[Start of Data in this exercise]

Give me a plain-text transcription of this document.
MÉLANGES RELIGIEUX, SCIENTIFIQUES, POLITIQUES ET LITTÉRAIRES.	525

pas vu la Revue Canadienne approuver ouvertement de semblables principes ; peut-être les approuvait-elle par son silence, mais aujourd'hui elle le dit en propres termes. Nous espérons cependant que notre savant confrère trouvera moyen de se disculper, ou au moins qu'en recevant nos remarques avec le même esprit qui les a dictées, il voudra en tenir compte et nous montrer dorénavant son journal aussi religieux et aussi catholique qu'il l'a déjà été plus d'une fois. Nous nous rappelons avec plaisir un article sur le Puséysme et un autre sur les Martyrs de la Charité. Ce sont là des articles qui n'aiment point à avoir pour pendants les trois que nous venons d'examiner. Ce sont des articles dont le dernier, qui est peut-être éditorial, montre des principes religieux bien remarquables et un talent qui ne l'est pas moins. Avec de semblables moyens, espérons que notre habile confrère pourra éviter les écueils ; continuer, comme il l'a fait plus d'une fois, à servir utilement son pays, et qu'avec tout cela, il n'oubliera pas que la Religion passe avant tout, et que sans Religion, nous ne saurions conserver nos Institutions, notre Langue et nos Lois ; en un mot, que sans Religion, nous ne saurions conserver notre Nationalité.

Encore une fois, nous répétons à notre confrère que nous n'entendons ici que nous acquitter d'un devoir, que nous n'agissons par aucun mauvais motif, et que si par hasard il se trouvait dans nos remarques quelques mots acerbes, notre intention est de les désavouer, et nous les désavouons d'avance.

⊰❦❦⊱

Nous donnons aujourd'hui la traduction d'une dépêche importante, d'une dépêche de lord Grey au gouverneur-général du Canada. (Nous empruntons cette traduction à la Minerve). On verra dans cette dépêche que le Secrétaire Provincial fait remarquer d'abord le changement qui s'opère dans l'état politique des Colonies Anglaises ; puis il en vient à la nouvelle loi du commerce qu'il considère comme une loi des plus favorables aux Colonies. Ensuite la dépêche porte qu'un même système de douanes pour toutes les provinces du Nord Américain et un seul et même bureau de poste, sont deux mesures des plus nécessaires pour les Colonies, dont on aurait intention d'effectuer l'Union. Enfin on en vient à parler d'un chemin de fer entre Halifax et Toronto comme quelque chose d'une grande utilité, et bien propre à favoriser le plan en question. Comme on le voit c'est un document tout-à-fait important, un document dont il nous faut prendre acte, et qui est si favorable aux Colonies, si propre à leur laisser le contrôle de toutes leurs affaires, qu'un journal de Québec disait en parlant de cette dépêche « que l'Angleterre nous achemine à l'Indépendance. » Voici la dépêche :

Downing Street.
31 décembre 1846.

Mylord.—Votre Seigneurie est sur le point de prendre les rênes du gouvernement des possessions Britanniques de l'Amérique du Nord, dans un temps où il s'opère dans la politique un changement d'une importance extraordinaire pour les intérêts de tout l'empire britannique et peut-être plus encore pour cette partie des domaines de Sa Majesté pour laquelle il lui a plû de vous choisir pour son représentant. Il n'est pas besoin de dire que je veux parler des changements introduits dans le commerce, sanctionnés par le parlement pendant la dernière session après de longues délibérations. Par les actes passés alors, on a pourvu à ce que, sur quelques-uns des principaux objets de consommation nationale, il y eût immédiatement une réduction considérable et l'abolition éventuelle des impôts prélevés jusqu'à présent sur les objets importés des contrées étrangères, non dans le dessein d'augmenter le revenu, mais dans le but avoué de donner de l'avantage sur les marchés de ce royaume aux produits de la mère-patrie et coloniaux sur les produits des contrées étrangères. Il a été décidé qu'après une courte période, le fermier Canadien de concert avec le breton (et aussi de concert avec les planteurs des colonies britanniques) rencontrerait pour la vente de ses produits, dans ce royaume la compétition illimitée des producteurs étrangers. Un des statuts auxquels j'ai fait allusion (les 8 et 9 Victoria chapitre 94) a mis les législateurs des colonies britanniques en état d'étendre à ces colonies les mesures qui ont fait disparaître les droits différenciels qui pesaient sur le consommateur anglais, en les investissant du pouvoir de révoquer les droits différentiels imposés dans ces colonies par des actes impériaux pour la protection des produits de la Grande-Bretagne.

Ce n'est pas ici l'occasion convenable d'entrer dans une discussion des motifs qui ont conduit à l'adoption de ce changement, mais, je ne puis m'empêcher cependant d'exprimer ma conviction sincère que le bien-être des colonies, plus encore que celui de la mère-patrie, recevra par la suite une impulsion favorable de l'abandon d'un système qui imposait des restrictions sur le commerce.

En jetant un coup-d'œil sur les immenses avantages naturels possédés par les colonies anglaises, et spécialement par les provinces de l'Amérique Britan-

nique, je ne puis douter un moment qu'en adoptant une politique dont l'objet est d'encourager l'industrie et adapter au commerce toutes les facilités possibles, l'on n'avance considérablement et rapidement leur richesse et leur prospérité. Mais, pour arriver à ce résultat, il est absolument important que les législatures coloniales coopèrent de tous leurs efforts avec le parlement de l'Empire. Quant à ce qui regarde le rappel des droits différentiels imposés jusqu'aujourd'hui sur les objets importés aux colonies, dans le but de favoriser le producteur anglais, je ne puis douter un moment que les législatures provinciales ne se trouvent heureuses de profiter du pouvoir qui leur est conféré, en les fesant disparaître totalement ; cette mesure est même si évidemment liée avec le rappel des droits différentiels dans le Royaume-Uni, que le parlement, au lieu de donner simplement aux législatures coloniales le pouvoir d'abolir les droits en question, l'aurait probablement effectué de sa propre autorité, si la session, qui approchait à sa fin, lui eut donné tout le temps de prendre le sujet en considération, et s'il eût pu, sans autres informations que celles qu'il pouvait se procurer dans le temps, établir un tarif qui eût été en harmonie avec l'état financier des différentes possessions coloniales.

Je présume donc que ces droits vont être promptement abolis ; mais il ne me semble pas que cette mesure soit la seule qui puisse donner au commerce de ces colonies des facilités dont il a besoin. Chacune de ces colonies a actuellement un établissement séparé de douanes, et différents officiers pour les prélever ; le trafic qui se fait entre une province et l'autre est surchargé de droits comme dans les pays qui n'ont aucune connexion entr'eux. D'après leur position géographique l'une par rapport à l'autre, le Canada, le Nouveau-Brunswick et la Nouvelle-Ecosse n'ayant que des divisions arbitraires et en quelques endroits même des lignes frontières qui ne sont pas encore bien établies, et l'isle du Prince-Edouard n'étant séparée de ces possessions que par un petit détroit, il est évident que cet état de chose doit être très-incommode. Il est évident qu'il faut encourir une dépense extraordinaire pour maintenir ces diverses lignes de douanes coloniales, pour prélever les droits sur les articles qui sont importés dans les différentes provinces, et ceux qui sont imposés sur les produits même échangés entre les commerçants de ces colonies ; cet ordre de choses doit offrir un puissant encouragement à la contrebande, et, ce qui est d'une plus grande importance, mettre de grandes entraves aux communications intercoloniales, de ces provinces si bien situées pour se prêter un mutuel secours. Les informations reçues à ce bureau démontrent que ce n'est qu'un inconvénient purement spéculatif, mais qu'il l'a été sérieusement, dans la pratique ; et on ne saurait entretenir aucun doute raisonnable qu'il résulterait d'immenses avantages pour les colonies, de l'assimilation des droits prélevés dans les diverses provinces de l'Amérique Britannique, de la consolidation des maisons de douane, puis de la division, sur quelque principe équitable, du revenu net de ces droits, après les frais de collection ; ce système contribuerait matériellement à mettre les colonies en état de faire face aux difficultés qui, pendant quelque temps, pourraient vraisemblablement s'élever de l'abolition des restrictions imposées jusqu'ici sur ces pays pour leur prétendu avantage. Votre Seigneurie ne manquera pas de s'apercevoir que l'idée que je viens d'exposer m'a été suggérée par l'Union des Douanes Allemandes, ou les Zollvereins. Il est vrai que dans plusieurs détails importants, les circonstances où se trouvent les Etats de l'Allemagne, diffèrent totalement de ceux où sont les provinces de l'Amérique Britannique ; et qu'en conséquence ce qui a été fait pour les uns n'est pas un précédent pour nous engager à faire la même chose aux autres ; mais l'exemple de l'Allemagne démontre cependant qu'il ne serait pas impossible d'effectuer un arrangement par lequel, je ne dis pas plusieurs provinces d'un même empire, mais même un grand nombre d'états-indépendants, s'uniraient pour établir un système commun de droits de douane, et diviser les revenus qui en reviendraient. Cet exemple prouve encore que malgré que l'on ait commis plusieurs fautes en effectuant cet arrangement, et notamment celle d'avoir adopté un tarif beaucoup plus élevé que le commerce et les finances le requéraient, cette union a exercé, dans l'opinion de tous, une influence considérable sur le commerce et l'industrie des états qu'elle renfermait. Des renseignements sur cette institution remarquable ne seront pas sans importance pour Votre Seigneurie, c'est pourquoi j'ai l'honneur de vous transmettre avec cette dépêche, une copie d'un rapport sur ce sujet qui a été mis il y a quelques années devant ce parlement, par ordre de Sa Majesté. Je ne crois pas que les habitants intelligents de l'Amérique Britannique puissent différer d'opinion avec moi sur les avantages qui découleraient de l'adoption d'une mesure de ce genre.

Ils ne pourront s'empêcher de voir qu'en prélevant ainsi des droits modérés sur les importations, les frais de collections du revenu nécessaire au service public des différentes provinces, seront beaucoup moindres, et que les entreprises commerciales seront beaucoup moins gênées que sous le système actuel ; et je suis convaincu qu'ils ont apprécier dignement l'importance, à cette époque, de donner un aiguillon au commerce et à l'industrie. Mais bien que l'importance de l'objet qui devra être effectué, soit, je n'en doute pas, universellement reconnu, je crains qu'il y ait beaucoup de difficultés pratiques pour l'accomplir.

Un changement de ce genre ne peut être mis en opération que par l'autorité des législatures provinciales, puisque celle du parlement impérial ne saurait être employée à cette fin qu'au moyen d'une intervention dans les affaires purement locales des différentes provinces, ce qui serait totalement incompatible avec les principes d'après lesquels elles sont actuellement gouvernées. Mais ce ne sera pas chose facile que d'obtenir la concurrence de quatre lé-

[End of Data in this exercise]

Exercise brief → Scan the material above. Copy each line that holds the word "affaires".

Response to the exercise →
Nous donnons aujourd'hui la traduction d'une dépêche importante, d'une dépêche de lord Grey au gouverneur-général du Canada. (Nous empruntons cette traduction à la Minerve). On verra dans cette dépêche que le Secrétaire Provincial fait remarquer d'abord le changement qui s'opère dans l'état politique des Colonies Anglaises ; puis il en vient à la nouvelle loi du commerce qu'il considère comme une loi des plus favorables aux Colonies. Ensuite la dépêche porte qu'un même système de douanes pour toutes les provinces du Nord Américain et un seul et même bureau de poste, sont deux mesures des plus nécessaires pour les Colonies, dont on aurait intention d'effectuer l'Union. Enfin on en vient à parler d'un chemin de fer entre Halifax et Toronto comme quelque chose d'une grande utilité, et bien propre à favoriser le plan en question. Comme on le voit c'est un document tout-à-fait important, un document dont il nous faut prendre acte, et qui est si favorable aux Colonies, si propre à leur laisser le contrôle de toutes leurs affaires, qu'un journal de Québec disait en parlant de cette dépêche « que l'Angleterre nous achemine à l'Indépendance. » Voici la dépêche :
Un changement de ce genre ne peut être mis en opération que par l'autorité des législatures provinciales, puisque celle du parlement impérial ne saurait être employée à cette fin qu'au moyen d'une intervention dans les affaires purement locales des différentes provinces, ce qui serait totalement incompatible avec les principes d'après lesquels elles sont actuellement gouvernées. Mais ce ne sera pas chose facile que d'obtenir la concurrence de quatre lé-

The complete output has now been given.